**The task**: Extract and list every line that contains the word "Game".

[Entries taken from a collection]
--------------------------------------------------

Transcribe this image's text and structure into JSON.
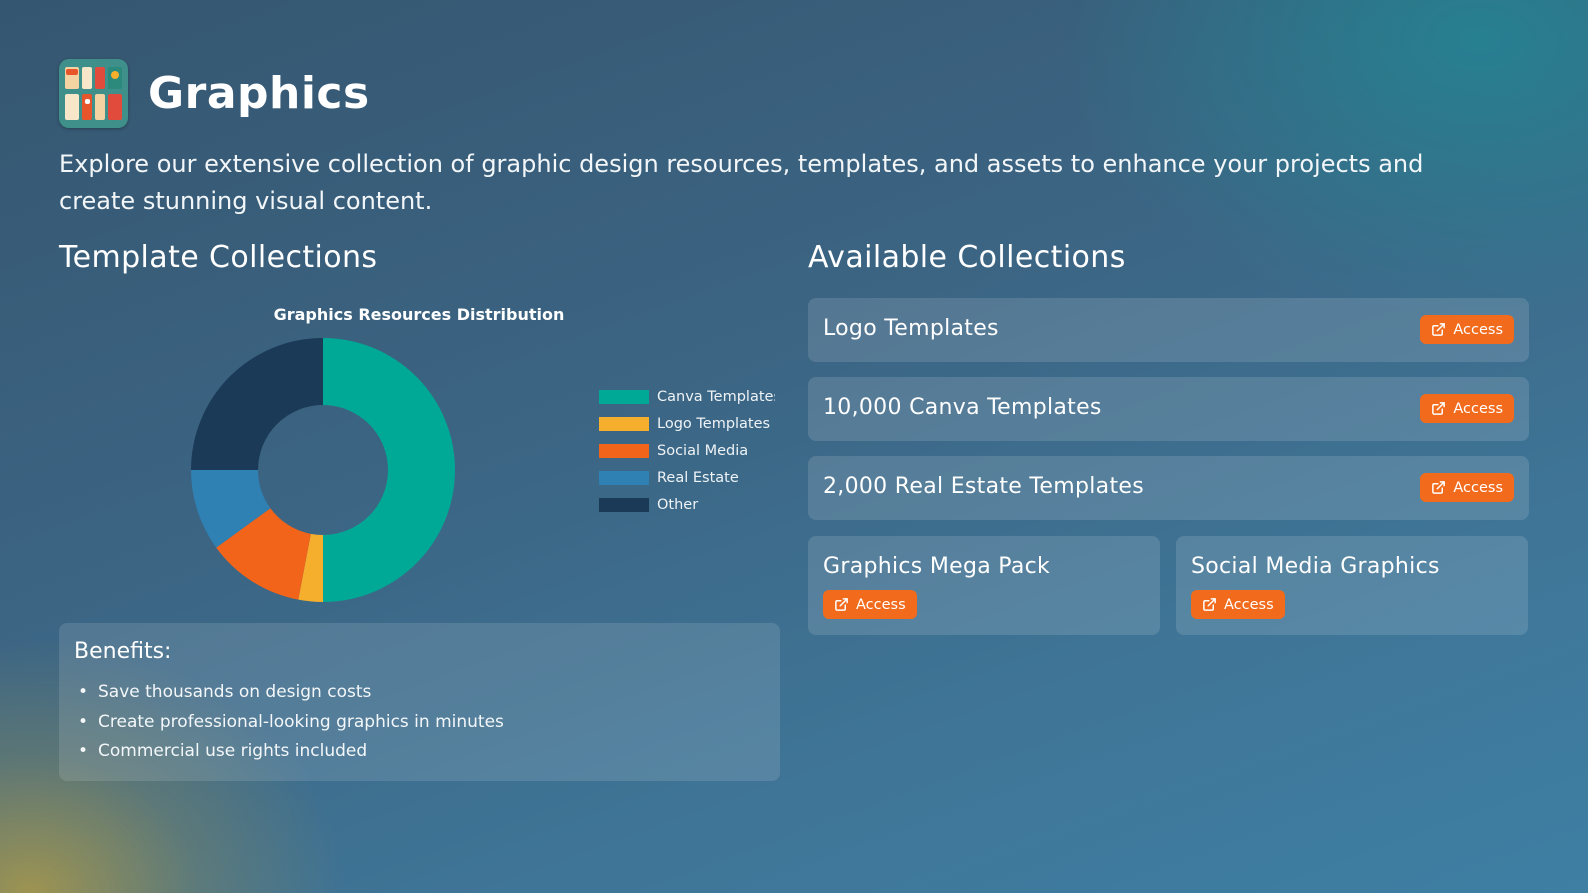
{
  "header": {
    "title": "Graphics"
  },
  "intro": "Explore our extensive collection of graphic design resources, templates, and assets to enhance your projects and create stunning visual content.",
  "left_section": {
    "title": "Template Collections"
  },
  "right_section": {
    "title": "Available Collections"
  },
  "chart_data": {
    "type": "pie",
    "title": "Graphics Resources Distribution",
    "donut": true,
    "legend_position": "right",
    "categories": [
      "Canva Templates",
      "Logo Templates",
      "Social Media",
      "Real Estate",
      "Other"
    ],
    "values": [
      50,
      3,
      12,
      10,
      25
    ],
    "colors": [
      "#00a896",
      "#f6ae2d",
      "#f26419",
      "#2f80b3",
      "#1b3a57"
    ]
  },
  "benefits": {
    "title": "Benefits:",
    "items": [
      "Save thousands on design costs",
      "Create professional-looking graphics in minutes",
      "Commercial use rights included"
    ]
  },
  "collections": [
    {
      "title": "Logo Templates",
      "button": "Access"
    },
    {
      "title": "10,000 Canva Templates",
      "button": "Access"
    },
    {
      "title": "2,000 Real Estate Templates",
      "button": "Access"
    },
    {
      "title": "Graphics Mega Pack",
      "button": "Access"
    },
    {
      "title": "Social Media Graphics",
      "button": "Access"
    }
  ],
  "colors": {
    "accent": "#f26b1d"
  },
  "icons": {
    "button_icon": "external-link-icon",
    "logo": "graphics-app-icon"
  }
}
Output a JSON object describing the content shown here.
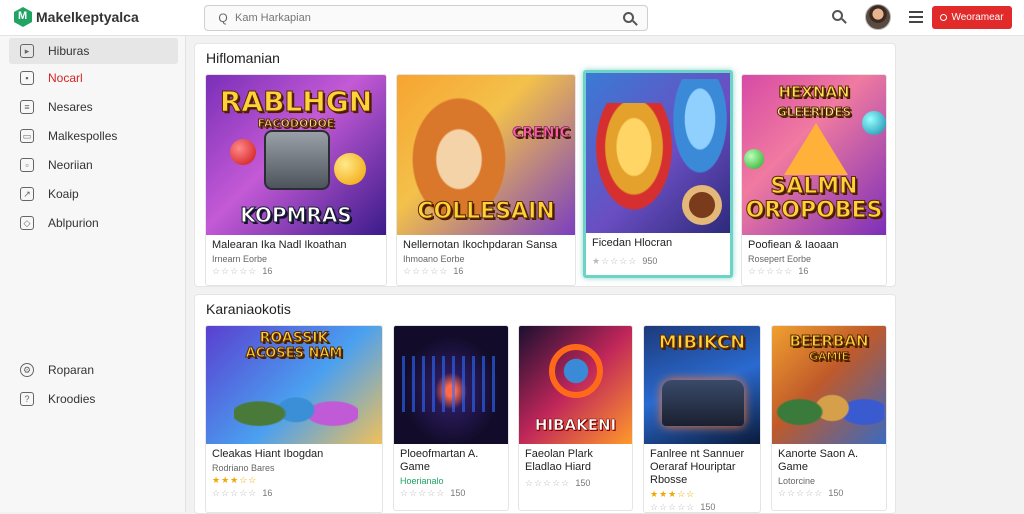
{
  "app": {
    "name": "Makelkeptyalca"
  },
  "search": {
    "placeholder": "Kam Harkapian"
  },
  "header": {
    "button_label": "Weoramear"
  },
  "sidebar": {
    "items": [
      {
        "label": "Hiburas",
        "icon": "store-icon"
      },
      {
        "label": "Nocarl",
        "icon": "news-icon"
      },
      {
        "label": "Nesares",
        "icon": "list-icon"
      },
      {
        "label": "Malkespolles",
        "icon": "library-icon"
      },
      {
        "label": "Neoriian",
        "icon": "clock-icon"
      },
      {
        "label": "Koaip",
        "icon": "box-icon"
      },
      {
        "label": "Ablpurion",
        "icon": "tag-icon"
      }
    ],
    "bottom_items": [
      {
        "label": "Roparan",
        "icon": "gear-icon"
      },
      {
        "label": "Kroodies",
        "icon": "help-icon"
      }
    ]
  },
  "sections": [
    {
      "title": "Hiflomanian",
      "cards": [
        {
          "art_title": "RABLHGN",
          "art_sub": "FACODODOE",
          "art_bottom": "KOPMRAS",
          "title": "Malearan Ika Nadl Ikoathan",
          "sub": "Irnearn Eorbe",
          "rating": "☆☆☆☆☆",
          "count": "16"
        },
        {
          "art_title": "CRENIC",
          "art_sub": "",
          "art_bottom": "COLLESAIN",
          "title": "Nellernotan Ikochpdaran Sansa",
          "sub": "Ihmoano Eorbe",
          "rating": "☆☆☆☆☆",
          "count": "16"
        },
        {
          "art_title": "",
          "art_sub": "",
          "art_bottom": "",
          "title": "Ficedan Hlocran",
          "sub": "",
          "rating": "★☆☆☆☆",
          "count": "950"
        },
        {
          "art_title": "HEXNAN",
          "art_sub": "GLEERIDES",
          "art_bottom": "SALMN OROPOBES",
          "title": "Poofiean & Iaoaan",
          "sub": "Rosepert Eorbe",
          "rating": "☆☆☆☆☆",
          "count": "16"
        }
      ]
    },
    {
      "title": "Karaniaokotis",
      "cards": [
        {
          "art_title": "ROASSIK",
          "art_sub": "ACOSES NAM",
          "art_bottom": "",
          "title": "Cleakas Hiant Ibogdan",
          "sub": "Rodriano Bares",
          "rating": "★★★☆☆",
          "rating2": "☆☆☆☆☆",
          "count": "16"
        },
        {
          "art_title": "",
          "art_sub": "",
          "art_bottom": "",
          "title": "Ploeofmartan A. Game",
          "sub": "Hoerianalo",
          "rating": "☆☆☆☆☆",
          "count": "150",
          "sub_green": true
        },
        {
          "art_title": "",
          "art_sub": "",
          "art_bottom": "HIBAKENI",
          "title": "Faeolan Plark Eladlao Hiard",
          "sub": "",
          "rating": "☆☆☆☆☆",
          "count": "150"
        },
        {
          "art_title": "MIBIKCN",
          "art_sub": "",
          "art_bottom": "",
          "title": "Fanlree nt Sannuer Oeraraf Houriptar Rbosse",
          "sub": "",
          "rating": "★★★☆☆",
          "rating2": "☆☆☆☆☆",
          "count": "150"
        },
        {
          "art_title": "BEERBAN",
          "art_sub": "GAMIE",
          "art_bottom": "",
          "title": "Kanorte Saon A. Game",
          "sub": "Lotorcine",
          "rating": "☆☆☆☆☆",
          "count": "150"
        }
      ]
    }
  ],
  "colors": {
    "accent": "#e12a2a",
    "brand": "#1fa463",
    "selection": "#6cd3c7"
  }
}
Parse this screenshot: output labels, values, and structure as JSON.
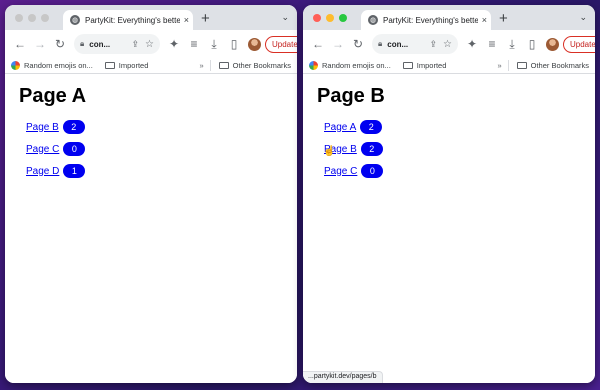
{
  "colors": {
    "tab_strip": "#dee1e6",
    "link": "#0000ee",
    "badge": "#0000f0",
    "update_red": "#d93025",
    "traffic_red": "#ff5f57",
    "traffic_yellow": "#febc2e",
    "traffic_green": "#28c840",
    "traffic_inactive": "#c7c7c7"
  },
  "windows": [
    {
      "active": false,
      "tab": {
        "title": "PartyKit: Everything's better w",
        "close": "×",
        "favicon": "globe-icon"
      },
      "new_tab": "+",
      "tab_menu": "⌄",
      "toolbar": {
        "back": "←",
        "forward": "→",
        "reload": "↻",
        "url": "con...",
        "update_label": "Update",
        "menu": "⋮"
      },
      "bookmarks": {
        "items": [
          "Random emojis on...",
          "Imported"
        ],
        "overflow": "»",
        "other": "Other Bookmarks"
      },
      "page": {
        "heading": "Page A",
        "links": [
          {
            "label": "Page B",
            "count": "2"
          },
          {
            "label": "Page C",
            "count": "0"
          },
          {
            "label": "Page D",
            "count": "1"
          }
        ]
      }
    },
    {
      "active": true,
      "tab": {
        "title": "PartyKit: Everything's better w",
        "close": "×",
        "favicon": "globe-icon"
      },
      "new_tab": "+",
      "tab_menu": "⌄",
      "toolbar": {
        "back": "←",
        "forward": "→",
        "reload": "↻",
        "url": "con...",
        "update_label": "Update",
        "menu": "⋮"
      },
      "bookmarks": {
        "items": [
          "Random emojis on...",
          "Imported"
        ],
        "overflow": "»",
        "other": "Other Bookmarks"
      },
      "page": {
        "heading": "Page B",
        "links": [
          {
            "label": "Page A",
            "count": "2"
          },
          {
            "label": "Page B",
            "count": "2"
          },
          {
            "label": "Page C",
            "count": "0"
          }
        ]
      },
      "status_bar": "...partykit.dev/pages/b"
    }
  ]
}
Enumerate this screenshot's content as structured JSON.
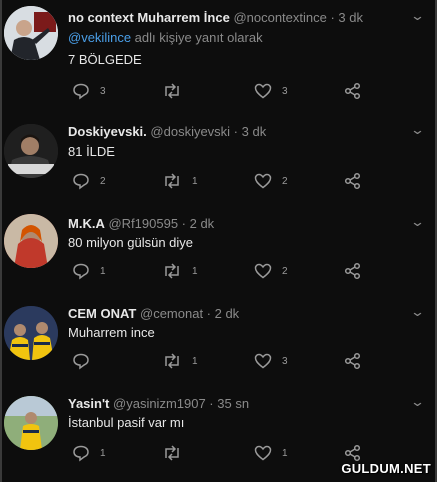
{
  "tweets": [
    {
      "name": "no context Muharrem İnce",
      "handle": "@nocontextince · 3 dk",
      "reply_mention": "@vekilince",
      "reply_suffix": " adlı kişiye yanıt olarak",
      "text": "7 BÖLGEDE",
      "reply_count": "3",
      "retweet_count": "",
      "like_count": "3"
    },
    {
      "name": "Doskiyevski.",
      "handle": "@doskiyevski · 3 dk",
      "text": "81 İLDE",
      "reply_count": "2",
      "retweet_count": "1",
      "like_count": "2"
    },
    {
      "name": "M.K.A",
      "handle": "@Rf190595 · 2 dk",
      "text": "80 milyon gülsün diye",
      "reply_count": "1",
      "retweet_count": "1",
      "like_count": "2"
    },
    {
      "name": "CEM ONAT",
      "handle": "@cemonat · 2 dk",
      "text": "Muharrem ince",
      "reply_count": "",
      "retweet_count": "1",
      "like_count": "3"
    },
    {
      "name": "Yasin't",
      "handle": "@yasinizm1907 · 35 sn",
      "text": "İstanbul pasif var mı",
      "reply_count": "1",
      "retweet_count": "",
      "like_count": "1"
    }
  ],
  "watermark": "GULDUM.NET",
  "colors": {
    "background": "#0d0d0d",
    "mention": "#4a9fe8",
    "muted": "#8a8a8a"
  }
}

--------------------------------------------------

**Result**:
          "title": "Ploeofmartan A. Game",
          "title": "Kanorte Saon A. Game",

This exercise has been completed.